### WHAT THIS TASK INVOLVES
Each line that holds the word "document" counts once; give the total number of such lines and nothing else.

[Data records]
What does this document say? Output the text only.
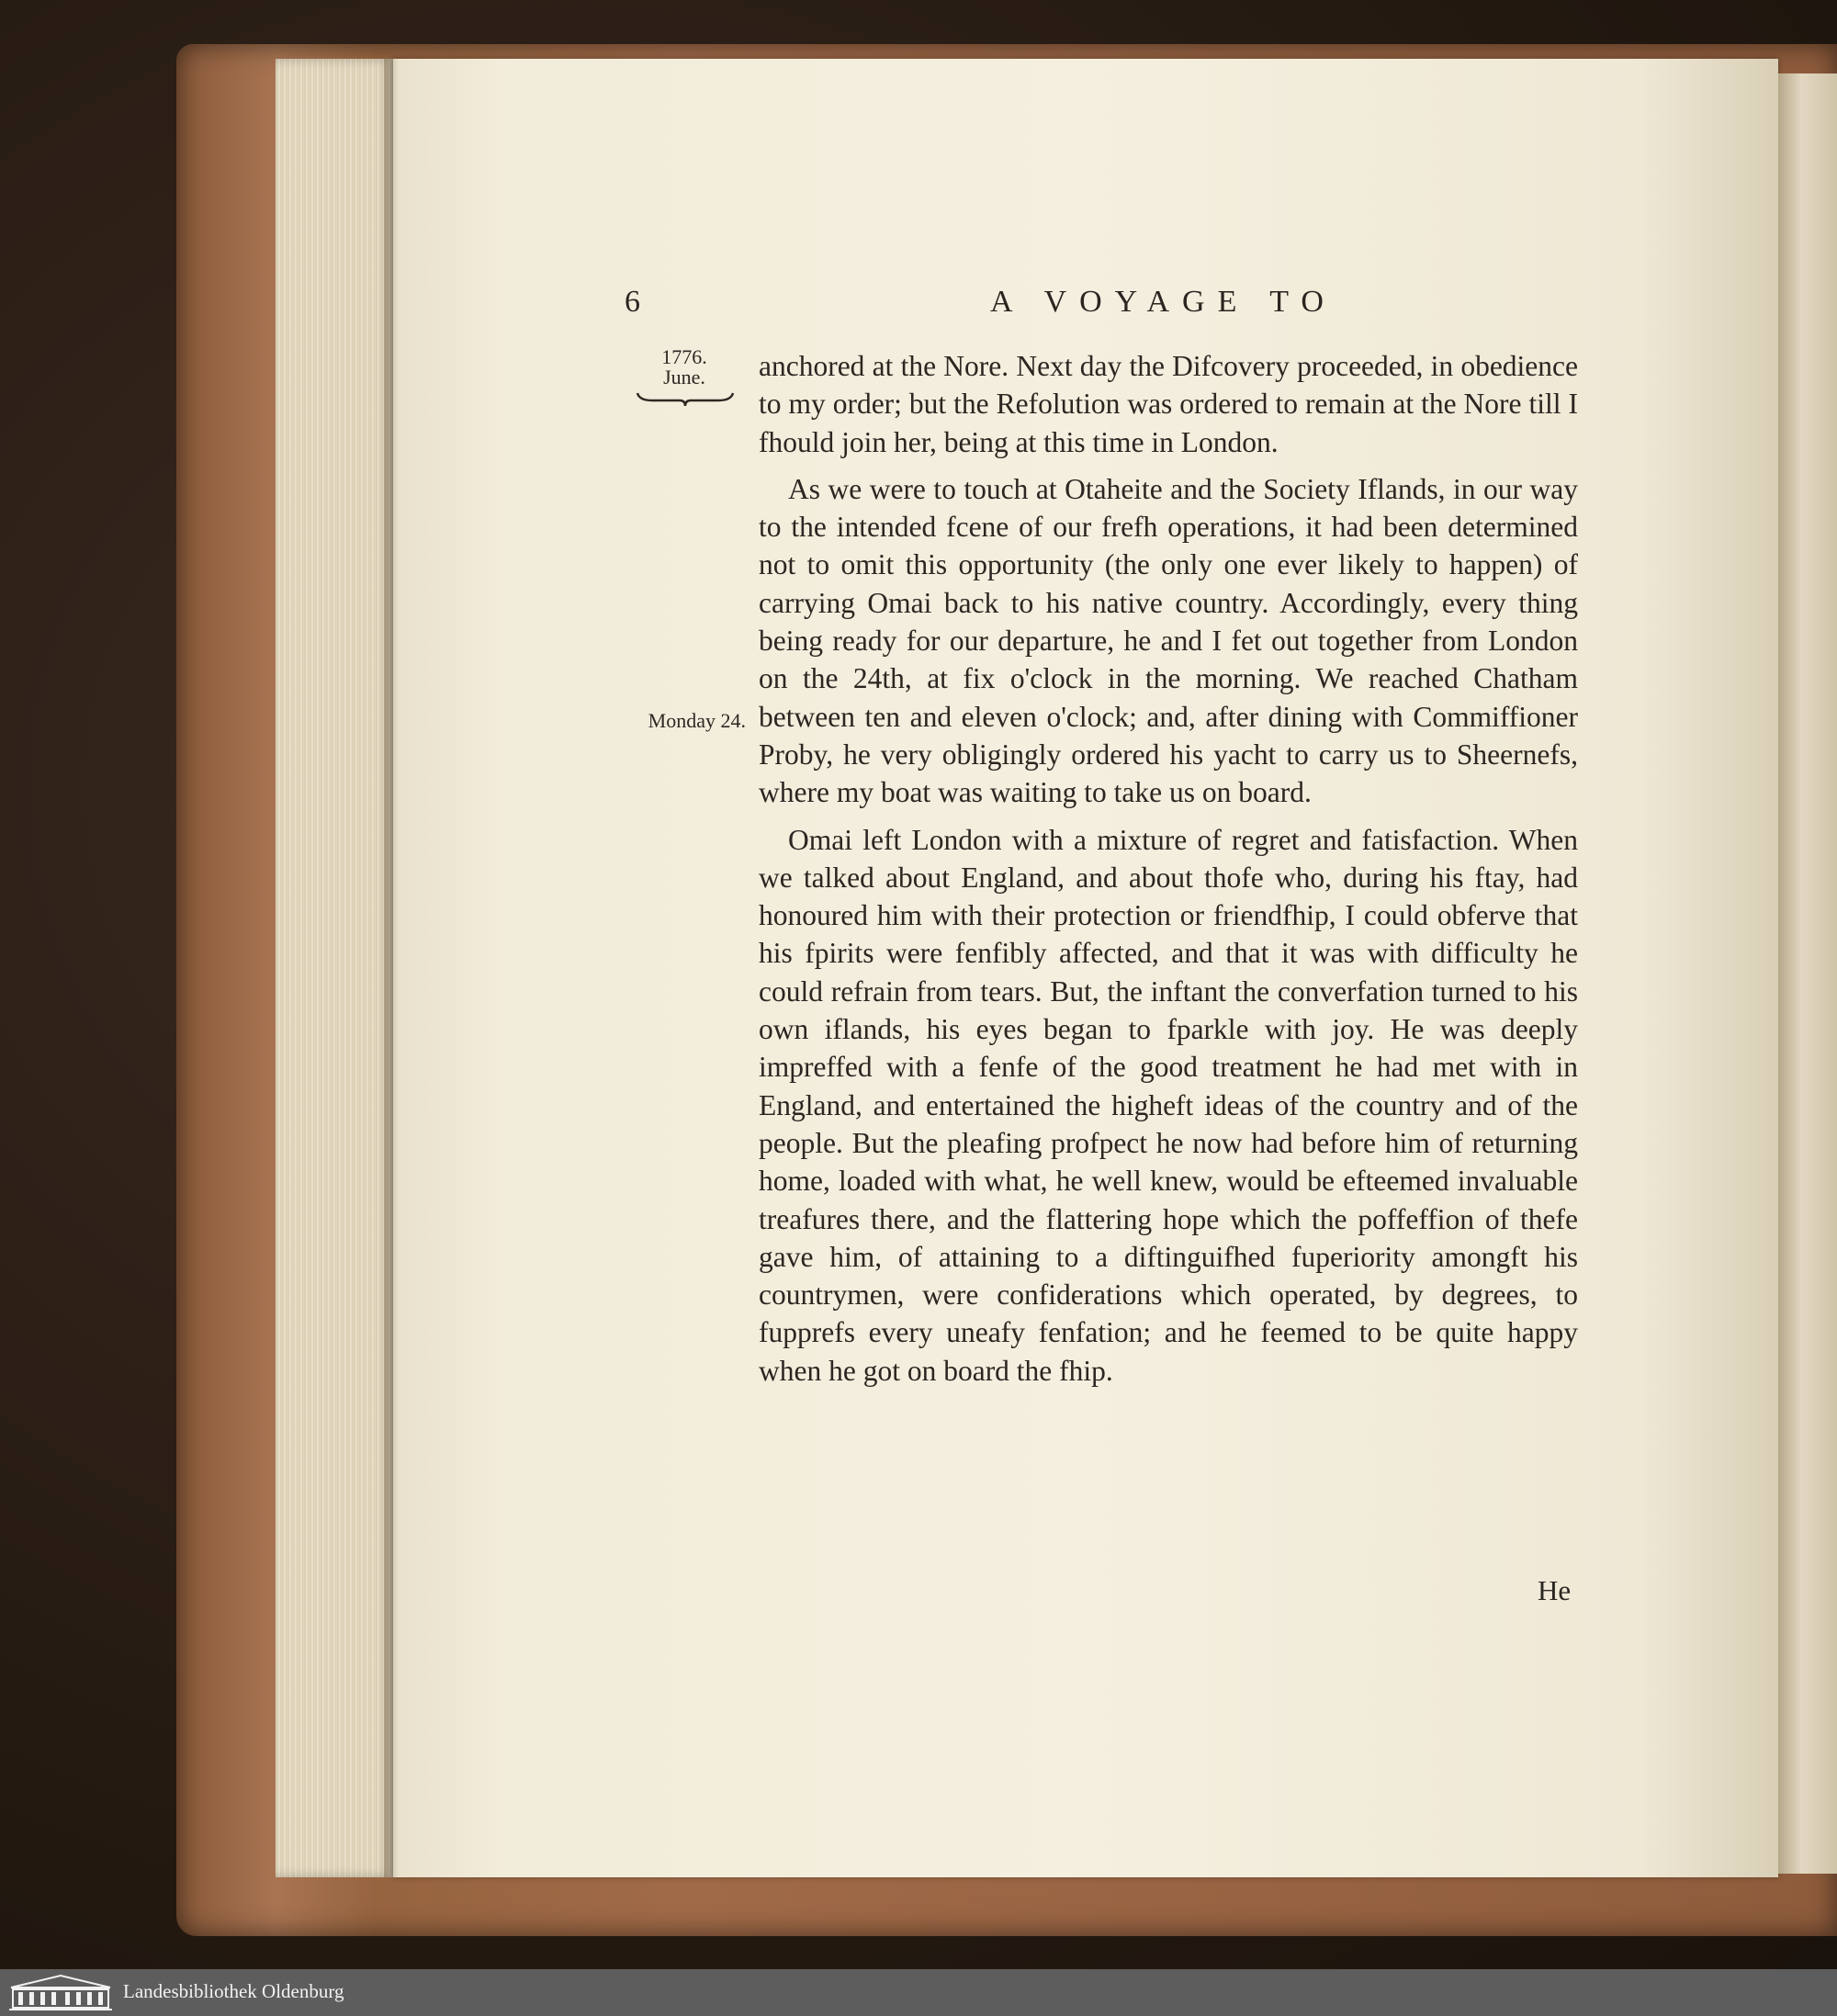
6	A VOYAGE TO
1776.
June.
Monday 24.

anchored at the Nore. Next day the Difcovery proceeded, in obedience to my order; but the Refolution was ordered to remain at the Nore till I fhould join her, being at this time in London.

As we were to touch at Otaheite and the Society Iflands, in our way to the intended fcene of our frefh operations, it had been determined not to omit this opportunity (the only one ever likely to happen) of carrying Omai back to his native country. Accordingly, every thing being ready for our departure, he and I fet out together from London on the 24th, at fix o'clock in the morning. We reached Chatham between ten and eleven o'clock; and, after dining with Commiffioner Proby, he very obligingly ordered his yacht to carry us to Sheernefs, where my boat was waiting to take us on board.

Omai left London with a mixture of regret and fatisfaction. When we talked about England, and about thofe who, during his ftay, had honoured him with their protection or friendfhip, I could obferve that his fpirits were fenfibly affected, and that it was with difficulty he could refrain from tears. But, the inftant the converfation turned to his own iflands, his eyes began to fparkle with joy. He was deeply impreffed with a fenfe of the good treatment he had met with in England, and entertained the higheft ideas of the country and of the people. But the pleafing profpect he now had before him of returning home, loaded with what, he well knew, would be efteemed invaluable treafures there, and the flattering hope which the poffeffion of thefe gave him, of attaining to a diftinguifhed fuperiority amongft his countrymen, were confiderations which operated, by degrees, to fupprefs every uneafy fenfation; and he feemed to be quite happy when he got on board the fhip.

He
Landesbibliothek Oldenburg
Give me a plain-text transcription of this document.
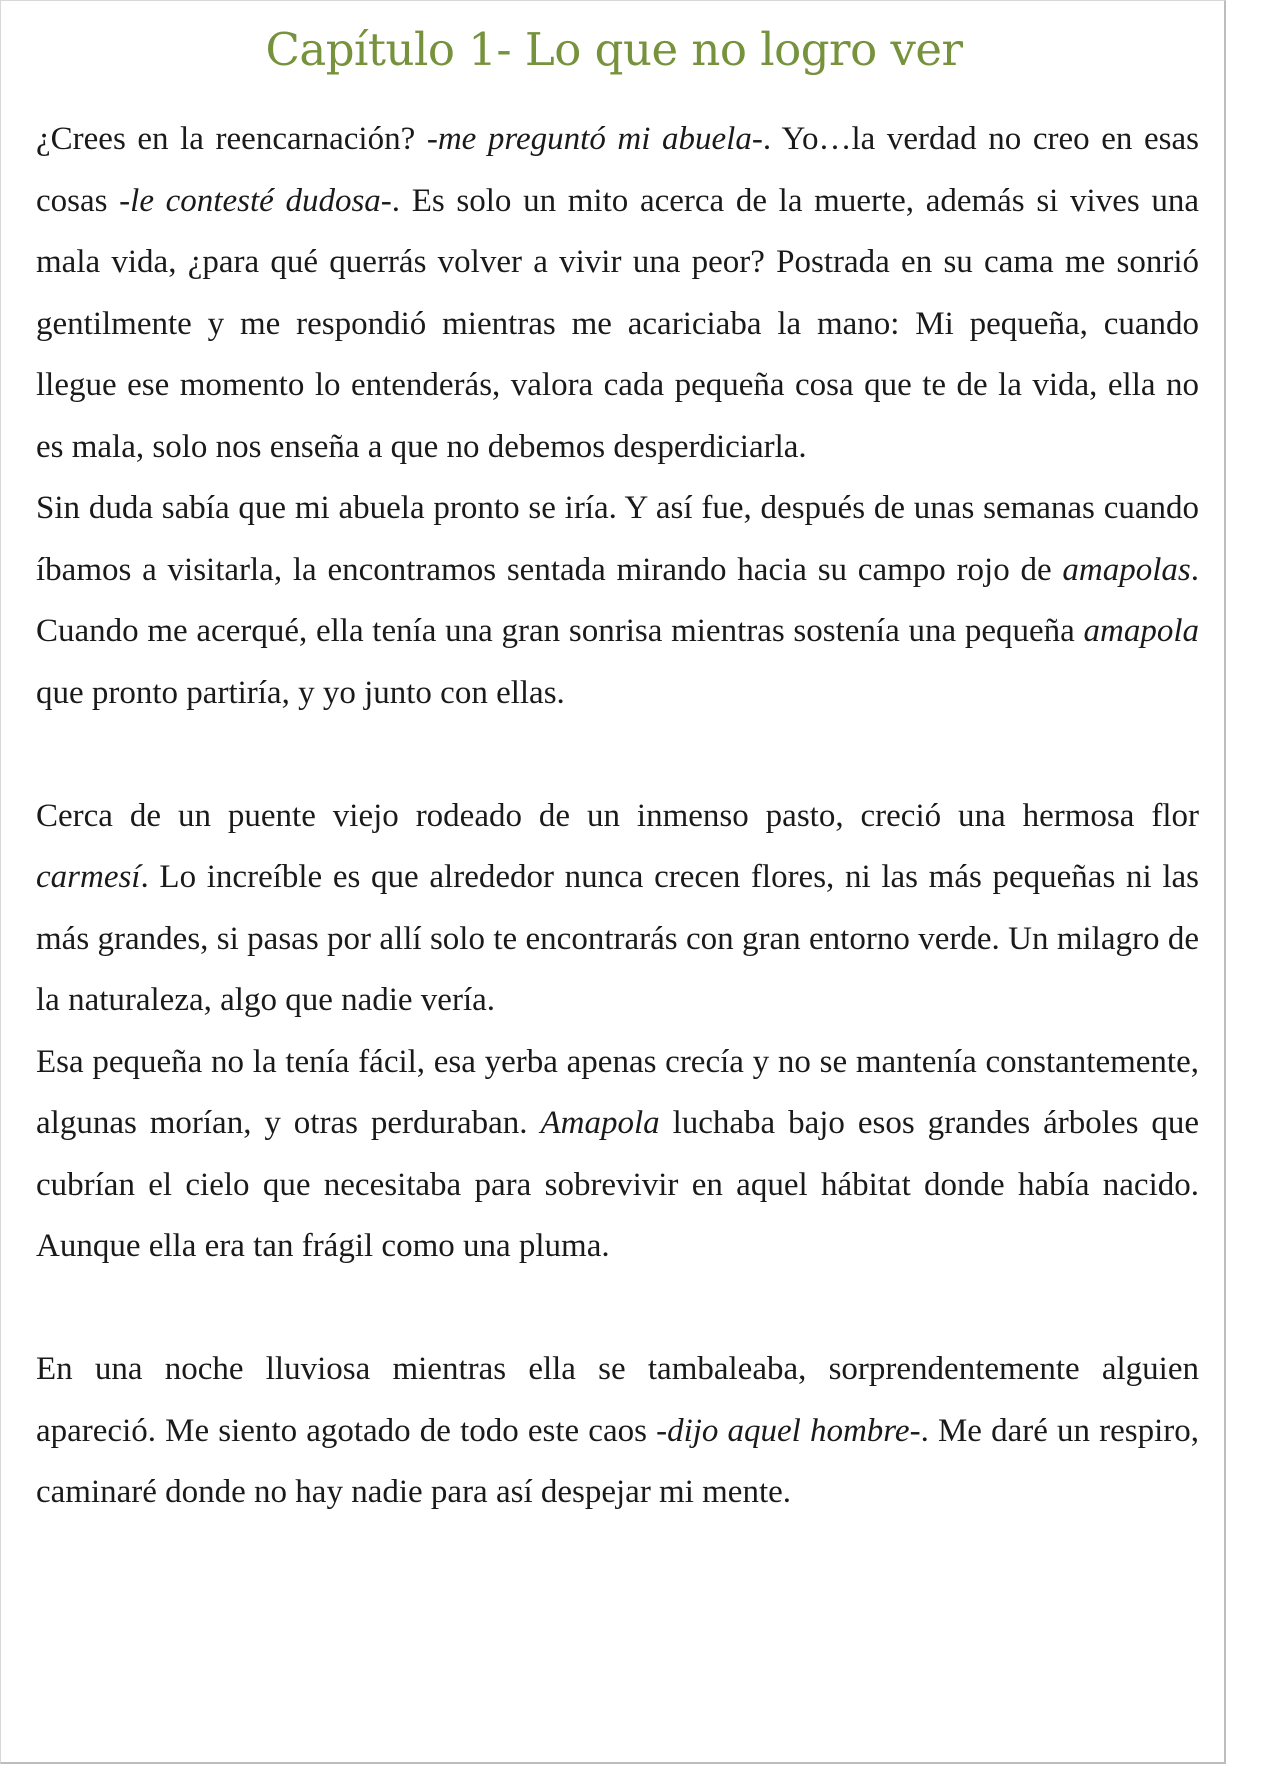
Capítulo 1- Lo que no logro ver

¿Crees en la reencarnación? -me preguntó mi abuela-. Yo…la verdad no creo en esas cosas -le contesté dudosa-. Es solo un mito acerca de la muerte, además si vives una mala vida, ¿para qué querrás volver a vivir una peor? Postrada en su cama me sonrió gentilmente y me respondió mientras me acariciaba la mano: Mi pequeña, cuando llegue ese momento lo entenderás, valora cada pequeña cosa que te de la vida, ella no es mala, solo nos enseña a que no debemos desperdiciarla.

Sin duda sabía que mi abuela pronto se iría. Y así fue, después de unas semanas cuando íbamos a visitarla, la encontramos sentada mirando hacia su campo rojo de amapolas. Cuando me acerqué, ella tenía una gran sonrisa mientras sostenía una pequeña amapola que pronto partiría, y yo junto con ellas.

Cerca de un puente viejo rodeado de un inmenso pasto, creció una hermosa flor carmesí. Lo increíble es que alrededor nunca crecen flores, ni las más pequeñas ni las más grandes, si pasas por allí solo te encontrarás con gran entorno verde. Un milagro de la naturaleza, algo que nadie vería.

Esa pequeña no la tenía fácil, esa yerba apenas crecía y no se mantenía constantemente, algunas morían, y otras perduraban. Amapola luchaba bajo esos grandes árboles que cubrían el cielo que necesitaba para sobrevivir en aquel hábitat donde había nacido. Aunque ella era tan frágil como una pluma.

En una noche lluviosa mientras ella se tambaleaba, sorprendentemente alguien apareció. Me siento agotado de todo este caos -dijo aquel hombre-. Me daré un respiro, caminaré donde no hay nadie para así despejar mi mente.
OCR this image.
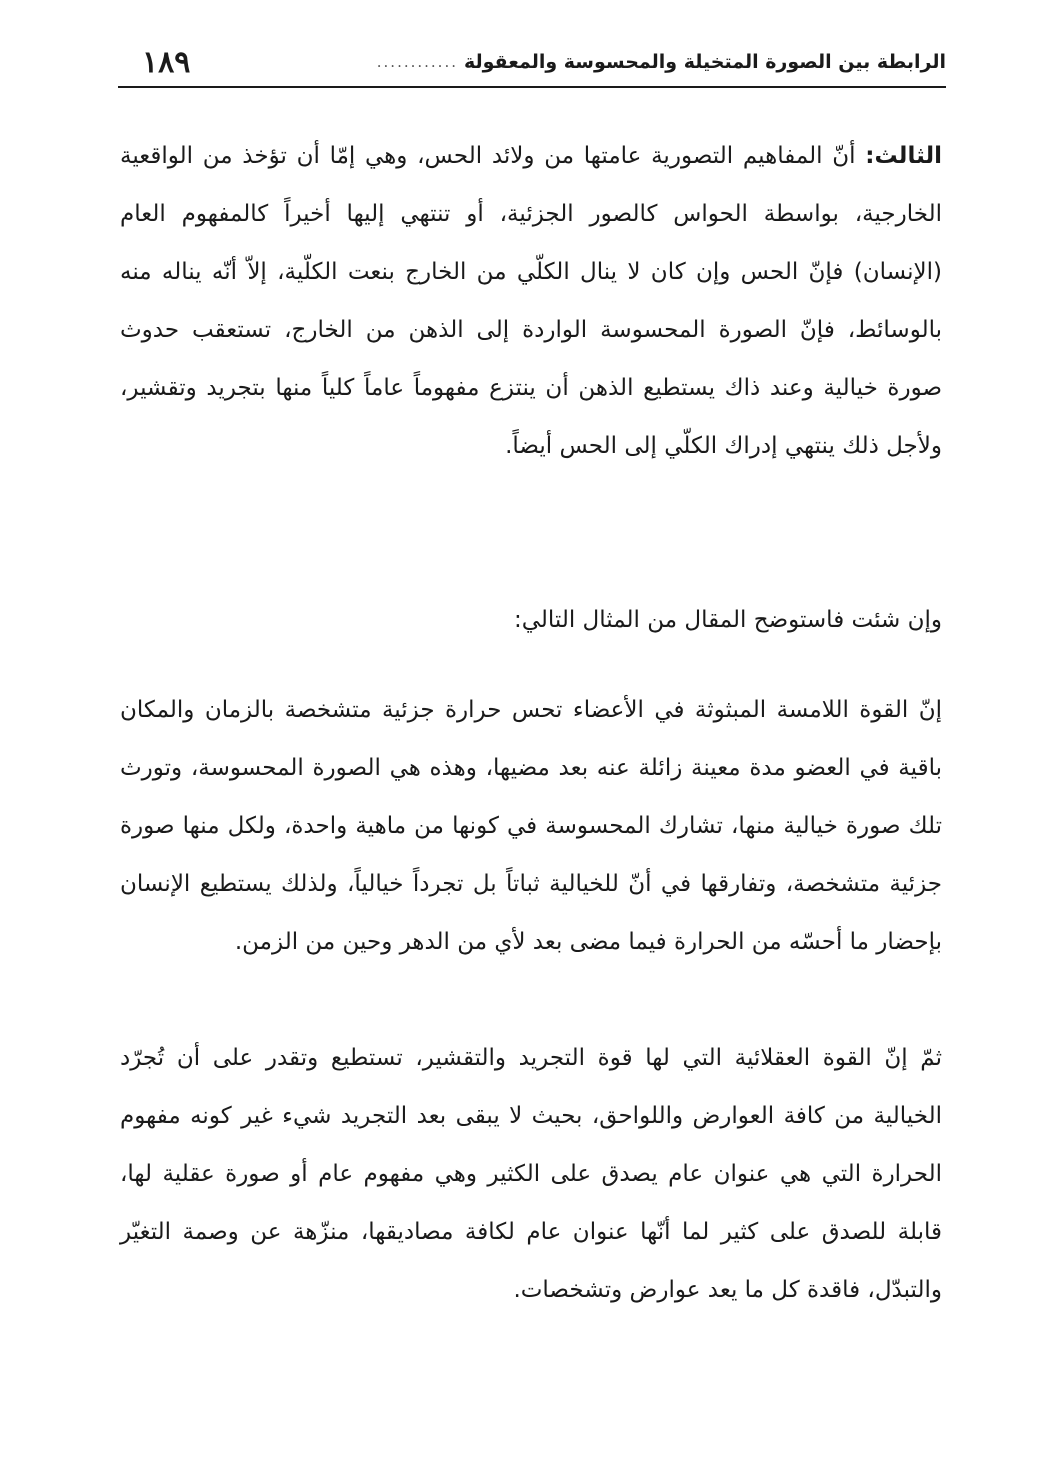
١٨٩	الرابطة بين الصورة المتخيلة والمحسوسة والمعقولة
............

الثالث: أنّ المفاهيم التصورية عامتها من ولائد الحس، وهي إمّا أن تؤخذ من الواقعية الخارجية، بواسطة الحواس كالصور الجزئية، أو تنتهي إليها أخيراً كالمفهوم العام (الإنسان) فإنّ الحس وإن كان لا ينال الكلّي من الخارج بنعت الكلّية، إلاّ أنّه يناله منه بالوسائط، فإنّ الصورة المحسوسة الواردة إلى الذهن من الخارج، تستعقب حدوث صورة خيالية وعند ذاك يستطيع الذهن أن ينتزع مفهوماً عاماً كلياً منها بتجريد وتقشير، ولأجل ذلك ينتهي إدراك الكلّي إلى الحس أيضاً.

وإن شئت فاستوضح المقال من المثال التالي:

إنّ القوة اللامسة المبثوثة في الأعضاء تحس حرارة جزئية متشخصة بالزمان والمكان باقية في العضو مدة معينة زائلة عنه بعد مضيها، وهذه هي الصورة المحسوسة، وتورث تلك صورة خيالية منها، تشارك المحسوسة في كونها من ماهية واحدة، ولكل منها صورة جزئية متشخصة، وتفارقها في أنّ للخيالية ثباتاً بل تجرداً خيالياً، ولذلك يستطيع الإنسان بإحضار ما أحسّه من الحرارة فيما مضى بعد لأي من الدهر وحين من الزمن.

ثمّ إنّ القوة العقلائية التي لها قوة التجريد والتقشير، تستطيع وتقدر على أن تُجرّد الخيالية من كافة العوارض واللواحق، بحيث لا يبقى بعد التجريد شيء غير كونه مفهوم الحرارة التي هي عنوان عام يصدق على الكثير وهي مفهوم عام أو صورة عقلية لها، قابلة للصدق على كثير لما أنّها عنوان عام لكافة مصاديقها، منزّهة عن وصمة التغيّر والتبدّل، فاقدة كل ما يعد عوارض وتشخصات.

### SOLVED EXERCISE
2